§ **What the task requires**: Please return the lines from the one containing "panel-title: 1. Before" up to and including the one containing "plus-icon: + xyxy=(310,882,335,930)", unchanged and with nothing else.

====

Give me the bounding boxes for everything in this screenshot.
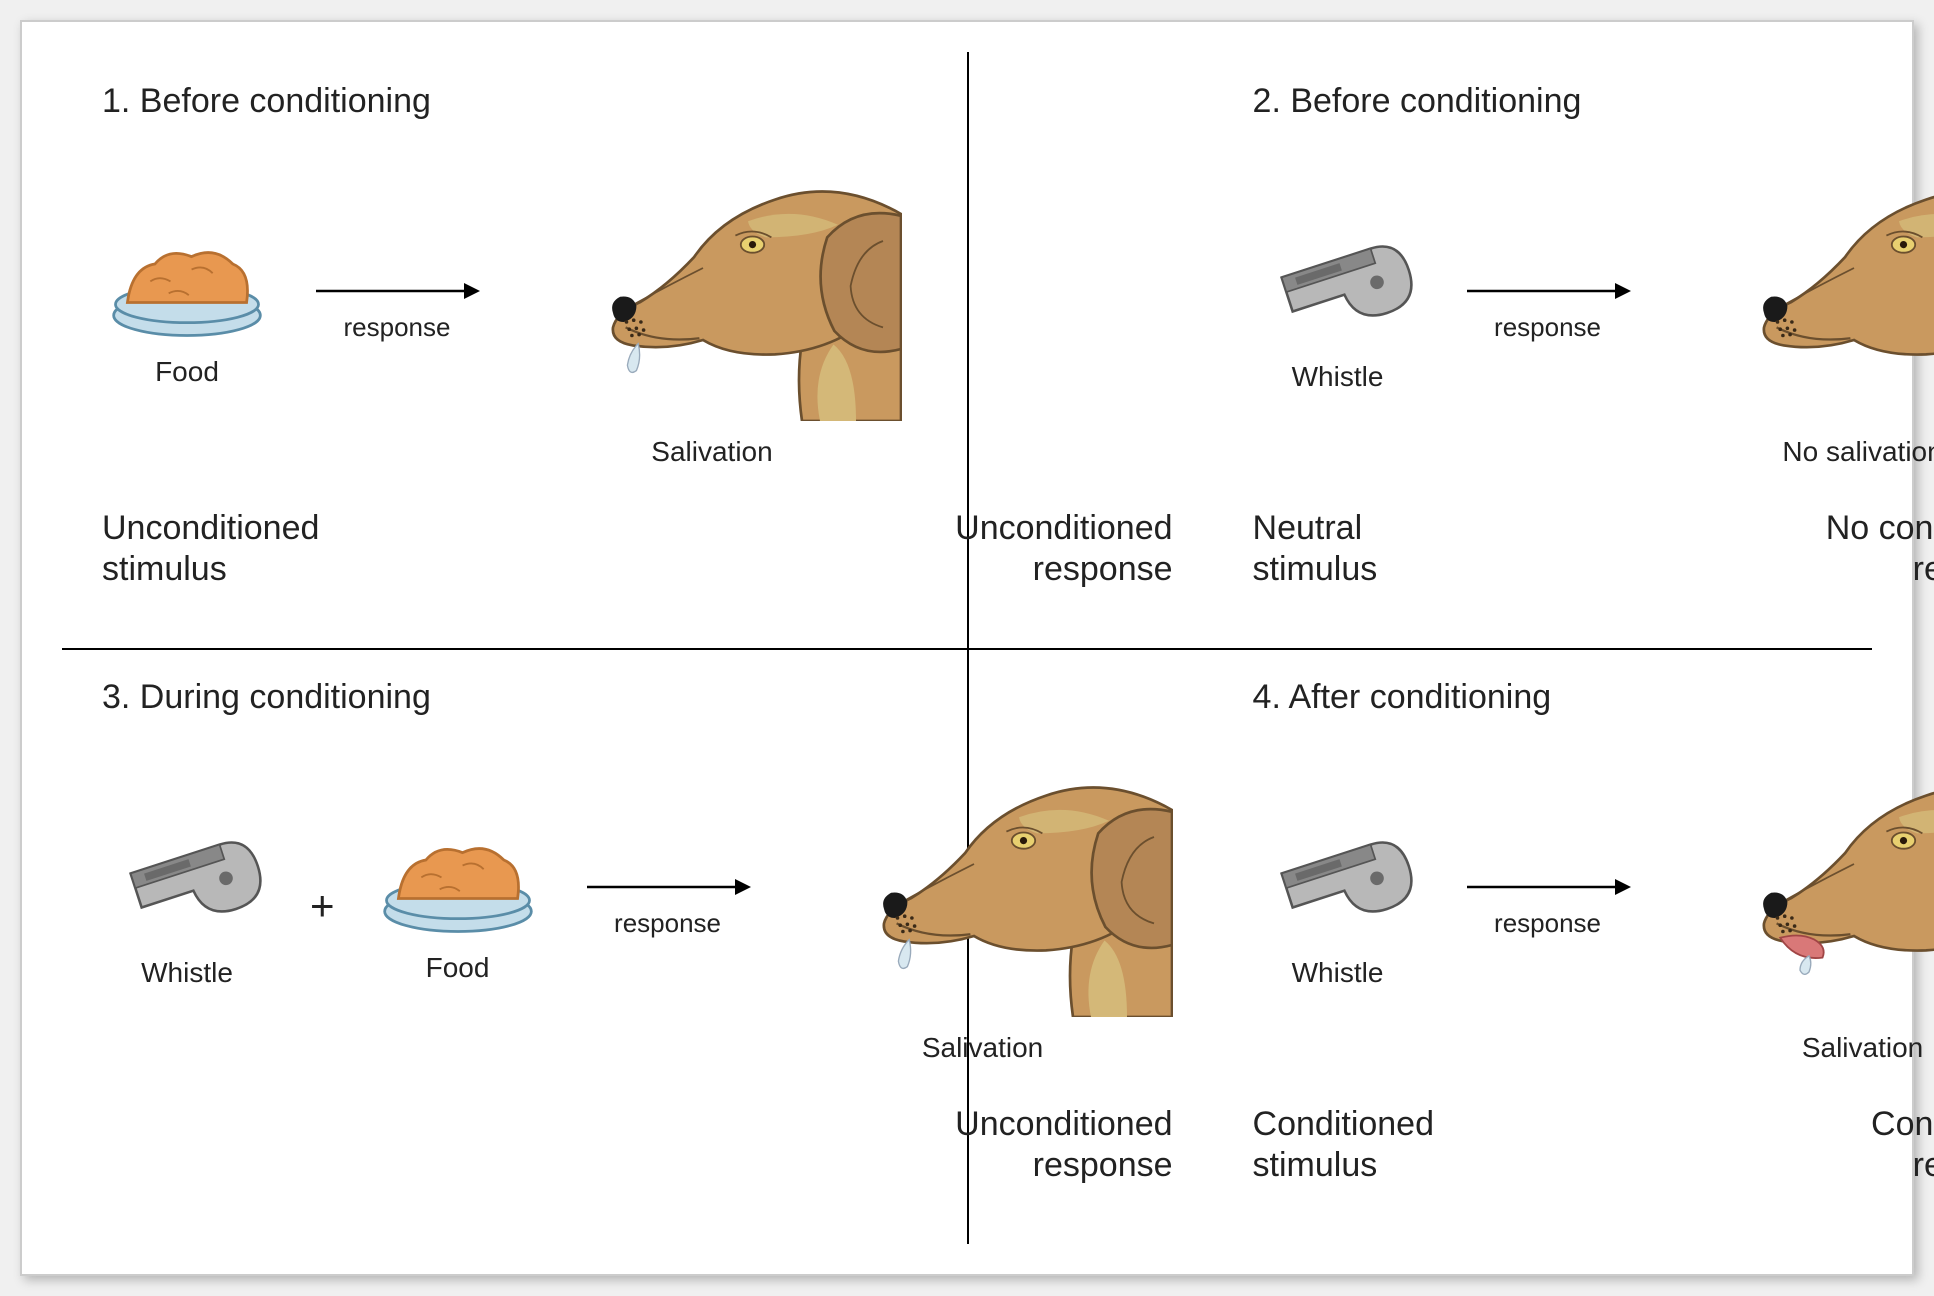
panel-title: 1. Before conditioning xyxy=(102,82,1173,121)
arrow-label: response xyxy=(1494,312,1601,343)
bottom-left-label: Unconditionedstimulus xyxy=(102,508,319,590)
bottom-row: Conditionedstimulus Conditionedresponse xyxy=(1253,1104,1934,1186)
stimulus-label: Whistle xyxy=(1292,957,1384,989)
whistle-icon xyxy=(1253,226,1423,346)
bottom-right-label: No conditionedresponse xyxy=(1826,508,1934,590)
plus-icon: + xyxy=(310,882,335,930)
panel-grid: 1. Before conditioning Food response xyxy=(62,52,1872,1244)
arrow-block: response xyxy=(312,276,482,343)
dog-icon xyxy=(1673,151,1934,421)
response-label: Salivation xyxy=(651,436,772,468)
bottom-right-label: Unconditionedresponse xyxy=(955,1104,1172,1186)
dog-icon xyxy=(522,151,902,421)
bottom-right-label: Unconditionedresponse xyxy=(955,508,1172,590)
dog-icon xyxy=(793,747,1173,1017)
bottom-row: Neutralstimulus No conditionedresponse xyxy=(1253,508,1934,590)
stimulus-label: Food xyxy=(155,356,219,388)
stimulus-label: Whistle xyxy=(1292,361,1384,393)
panel-title: 2. Before conditioning xyxy=(1253,82,1934,121)
bottom-left-label: Neutralstimulus xyxy=(1253,508,1378,590)
response-label: No salivation xyxy=(1782,436,1934,468)
bottom-row: Unconditionedresponse xyxy=(102,1104,1173,1186)
arrow-label: response xyxy=(1494,908,1601,939)
stimulus-food: Food xyxy=(373,827,543,984)
stimulus-whistle: Whistle xyxy=(1253,822,1423,989)
arrow-block: response xyxy=(1463,872,1633,939)
response-block: Salivation xyxy=(1673,747,1934,1064)
panel-row: Whistle response xyxy=(1253,151,1934,468)
arrow-icon xyxy=(1463,872,1633,902)
response-block: Salivation xyxy=(522,151,902,468)
panel-4: 4. After conditioning Whistle response xyxy=(1213,648,1934,1244)
response-block: Salivation xyxy=(793,747,1173,1064)
arrow-label: response xyxy=(614,908,721,939)
response-label: Salivation xyxy=(922,1032,1043,1064)
arrow-icon xyxy=(1463,276,1633,306)
arrow-label: response xyxy=(344,312,451,343)
arrow-block: response xyxy=(1463,276,1633,343)
panel-2: 2. Before conditioning Whistle response xyxy=(1213,52,1934,648)
response-label: Salivation xyxy=(1802,1032,1923,1064)
stimulus-label: Whistle xyxy=(141,957,233,989)
stimulus-food: Food xyxy=(102,231,272,388)
arrow-block: response xyxy=(583,872,753,939)
panel-title: 4. After conditioning xyxy=(1253,678,1934,717)
panel-row: Whistle response xyxy=(1253,747,1934,1064)
bottom-row: Unconditionedstimulus Unconditionedrespo… xyxy=(102,508,1173,590)
arrow-icon xyxy=(312,276,482,306)
stimulus-whistle: Whistle xyxy=(102,822,272,989)
panel-row: Whistle + Food response xyxy=(102,747,1173,1064)
bottom-right-label: Conditionedresponse xyxy=(1871,1104,1934,1186)
whistle-icon xyxy=(1253,822,1423,942)
whistle-icon xyxy=(102,822,272,942)
stimulus-whistle: Whistle xyxy=(1253,226,1423,393)
dog-icon xyxy=(1673,747,1934,1017)
response-block: No salivation xyxy=(1673,151,1934,468)
arrow-icon xyxy=(583,872,753,902)
stimulus-label: Food xyxy=(426,952,490,984)
bottom-left-label: Conditionedstimulus xyxy=(1253,1104,1434,1186)
diagram-frame: 1. Before conditioning Food response xyxy=(20,20,1914,1276)
food-icon xyxy=(373,827,543,937)
panel-title: 3. During conditioning xyxy=(102,678,1173,717)
food-icon xyxy=(102,231,272,341)
panel-1: 1. Before conditioning Food response xyxy=(62,52,1213,648)
panel-3: 3. During conditioning Whistle + Food re… xyxy=(62,648,1213,1244)
panel-row: Food response xyxy=(102,151,1173,468)
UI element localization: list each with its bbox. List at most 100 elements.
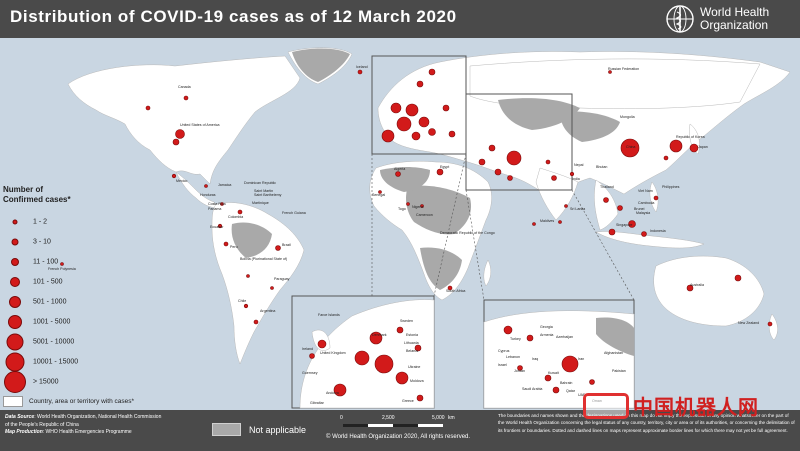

====

§ **Response for this exercise**:
panel-title: 1. Before conditioning xyxy=(102,82,1173,121)
arrow-label: response xyxy=(1494,312,1601,343)
bottom-left-label: Unconditionedstimulus xyxy=(102,508,319,590)
bottom-row: Conditionedstimulus Conditionedresponse xyxy=(1253,1104,1934,1186)
stimulus-label: Whistle xyxy=(1292,957,1384,989)
whistle-icon xyxy=(1253,226,1423,346)
bottom-right-label: No conditionedresponse xyxy=(1826,508,1934,590)
plus-icon: + xyxy=(310,882,335,930)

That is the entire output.